■ **Task to complete**
Omit the pictures, then write out every entry exactly as it reads.
-------------------------
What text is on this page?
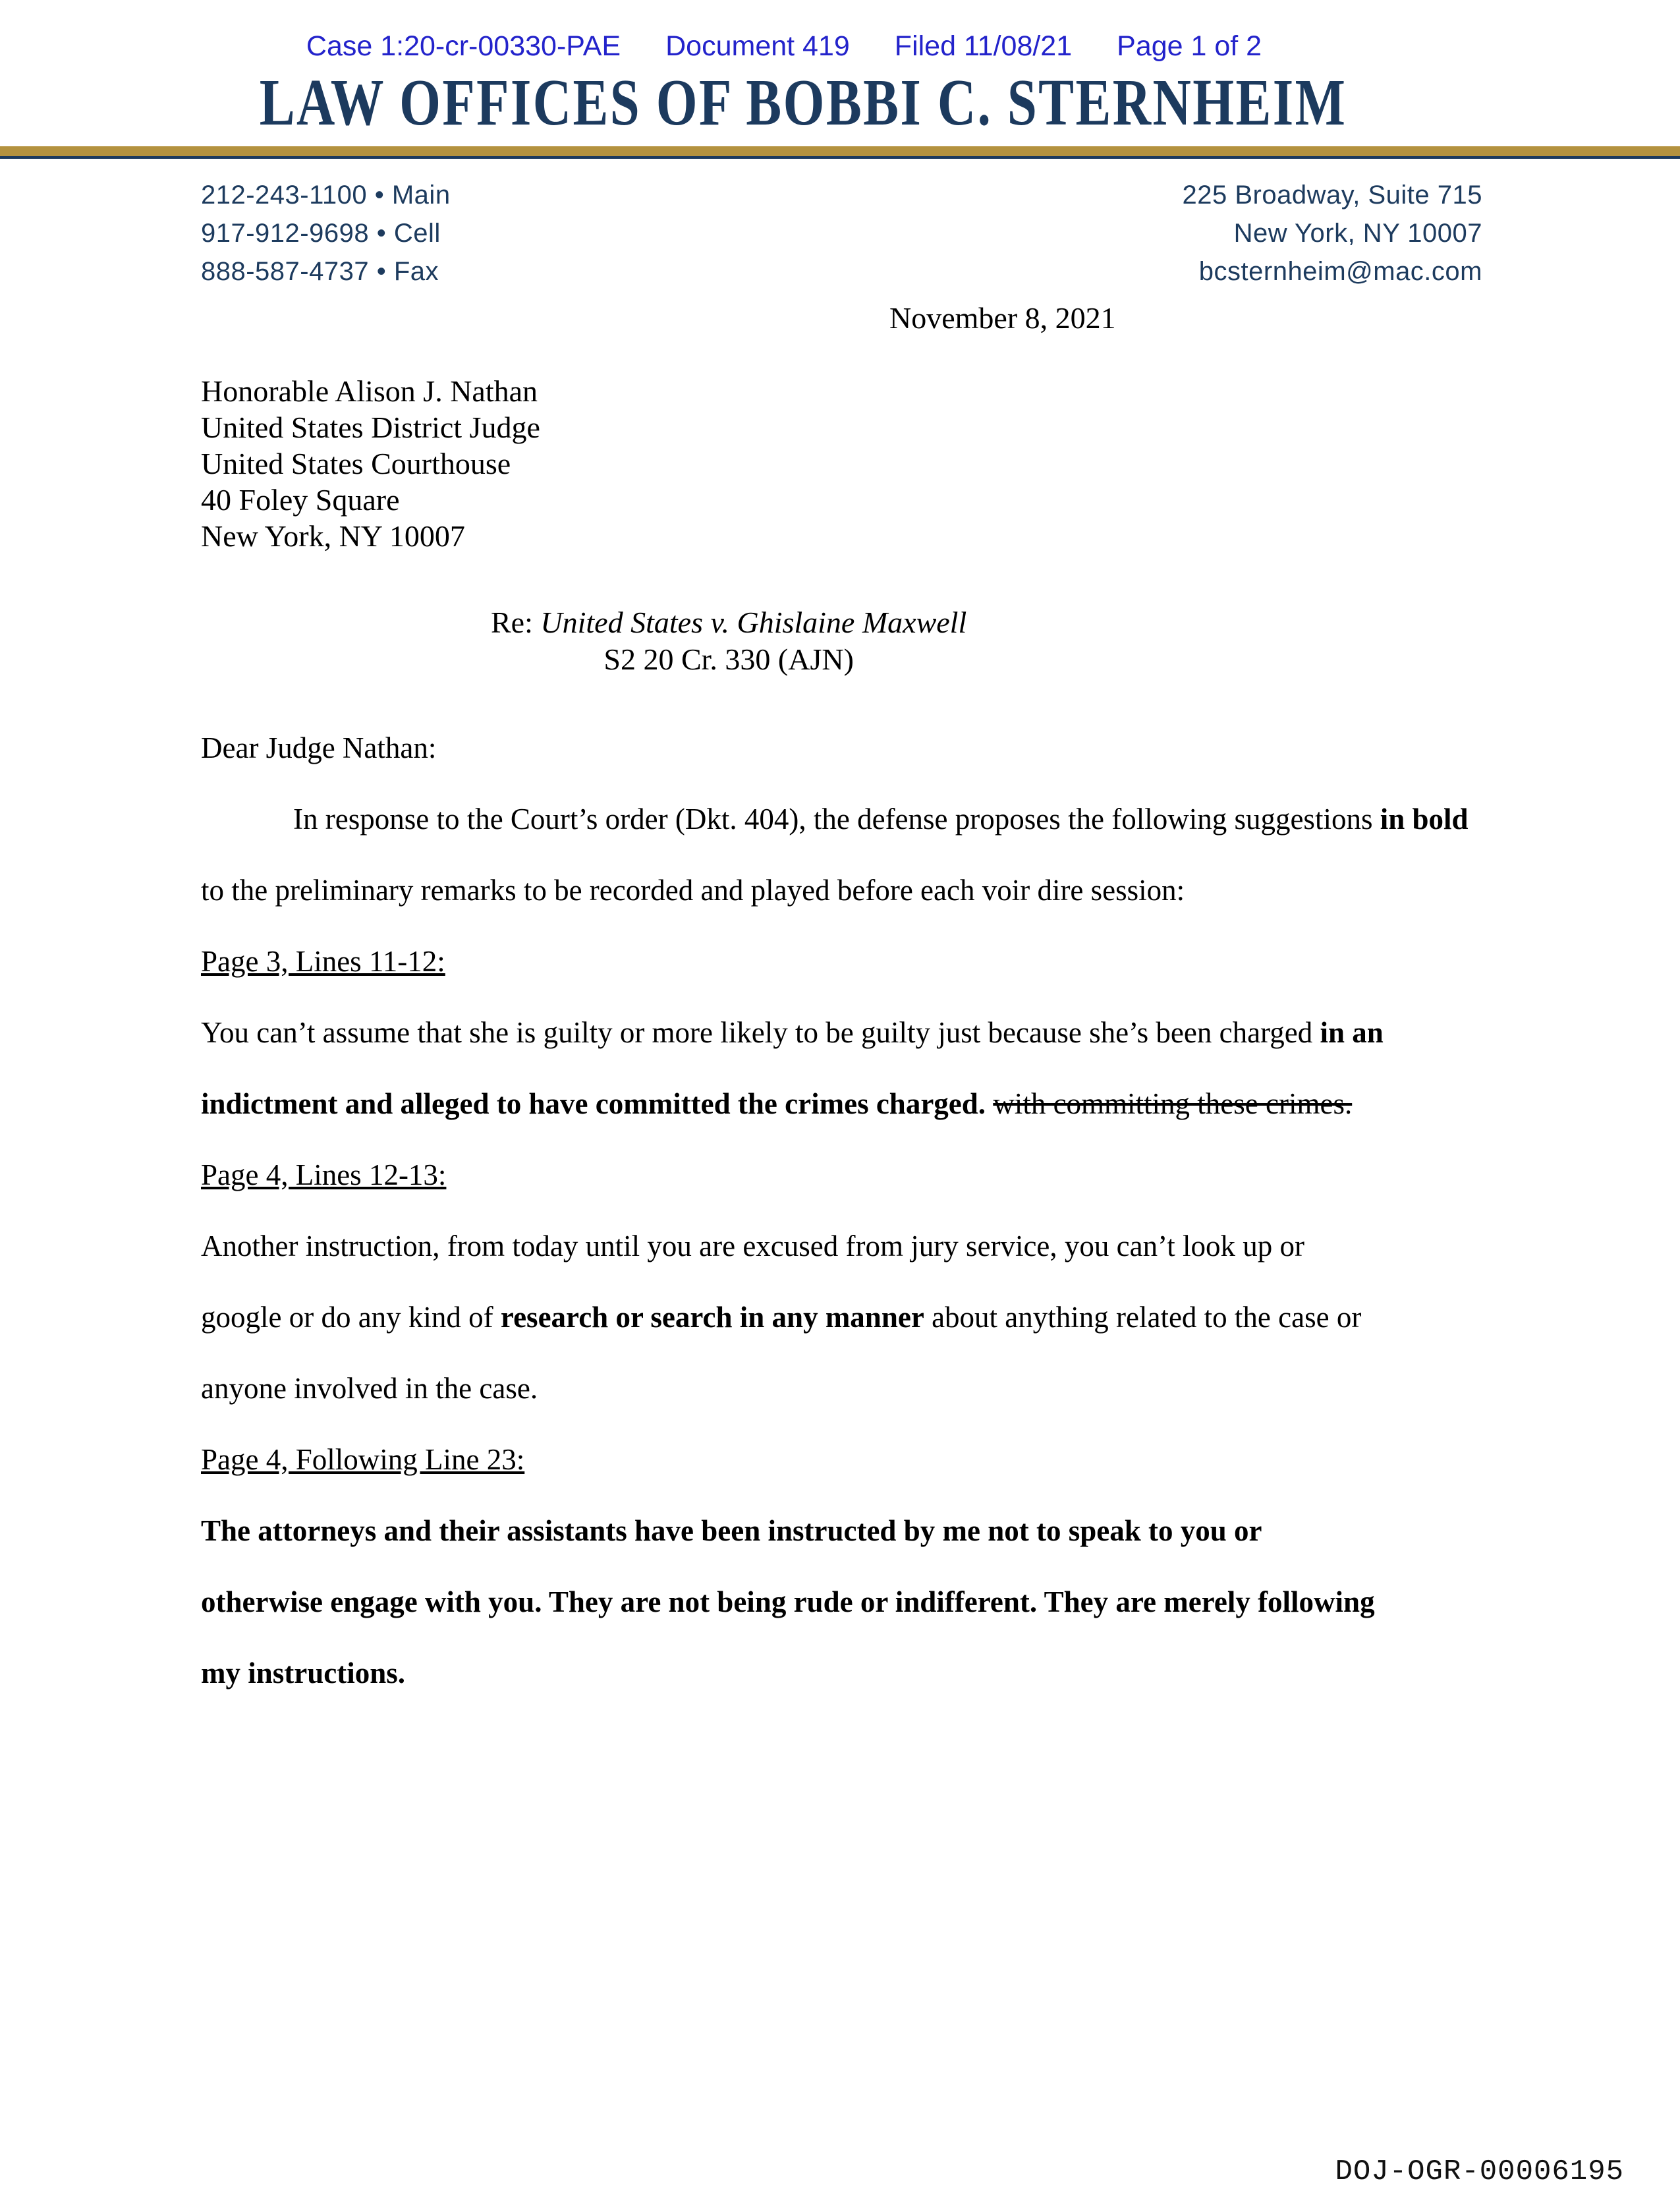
Case 1:20-cr-00330-PAE Document 419 Filed 11/08/21 Page 1 of 2
LAW OFFICES OF BOBBI C. STERNHEIM
212-243-1100 • Main
917-912-9698 • Cell
888-587-4737 • Fax
225 Broadway, Suite 715
New York, NY 10007
bcsternheim@mac.com
November 8, 2021
Honorable Alison J. Nathan
United States District Judge
United States Courthouse
40 Foley Square
New York, NY 10007
Re: United States v. Ghislaine Maxwell
S2 20 Cr. 330 (AJN)

Dear Judge Nathan:

In response to the Court’s order (Dkt. 404), the defense proposes the following suggestions in bold to the preliminary remarks to be recorded and played before each voir dire session:

Page 3, Lines 11-12:

You can’t assume that she is guilty or more likely to be guilty just because she’s been charged in an indictment and alleged to have committed the crimes charged. with committing these crimes.

Page 4, Lines 12-13:

Another instruction, from today until you are excused from jury service, you can’t look up or google or do any kind of research or search in any manner about anything related to the case or anyone involved in the case.

Page 4, Following Line 23:

The attorneys and their assistants have been instructed by me not to speak to you or otherwise engage with you. They are not being rude or indifferent. They are merely following my instructions.

DOJ-OGR-00006195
-------------------------
■ **Response**
What text is on this page?
Case 1:20-cr-00330-PAE Document 419 Filed 11/08/21 Page 1 of 2
LAW OFFICES OF BOBBI C. STERNHEIM
212-243-1100 • Main
917-912-9698 • Cell
888-587-4737 • Fax
225 Broadway, Suite 715
New York, NY 10007
bcsternheim@mac.com
November 8, 2021
Honorable Alison J. Nathan
United States District Judge
United States Courthouse
40 Foley Square
New York, NY 10007
Re: United States v. Ghislaine Maxwell
S2 20 Cr. 330 (AJN)

Dear Judge Nathan:

In response to the Court’s order (Dkt. 404), the defense proposes the following suggestions in bold to the preliminary remarks to be recorded and played before each voir dire session:

Page 3, Lines 11-12:

You can’t assume that she is guilty or more likely to be guilty just because she’s been charged in an indictment and alleged to have committed the crimes charged. with committing these crimes.

Page 4, Lines 12-13:

Another instruction, from today until you are excused from jury service, you can’t look up or google or do any kind of research or search in any manner about anything related to the case or anyone involved in the case.

Page 4, Following Line 23:

The attorneys and their assistants have been instructed by me not to speak to you or otherwise engage with you. They are not being rude or indifferent. They are merely following my instructions.

DOJ-OGR-00006195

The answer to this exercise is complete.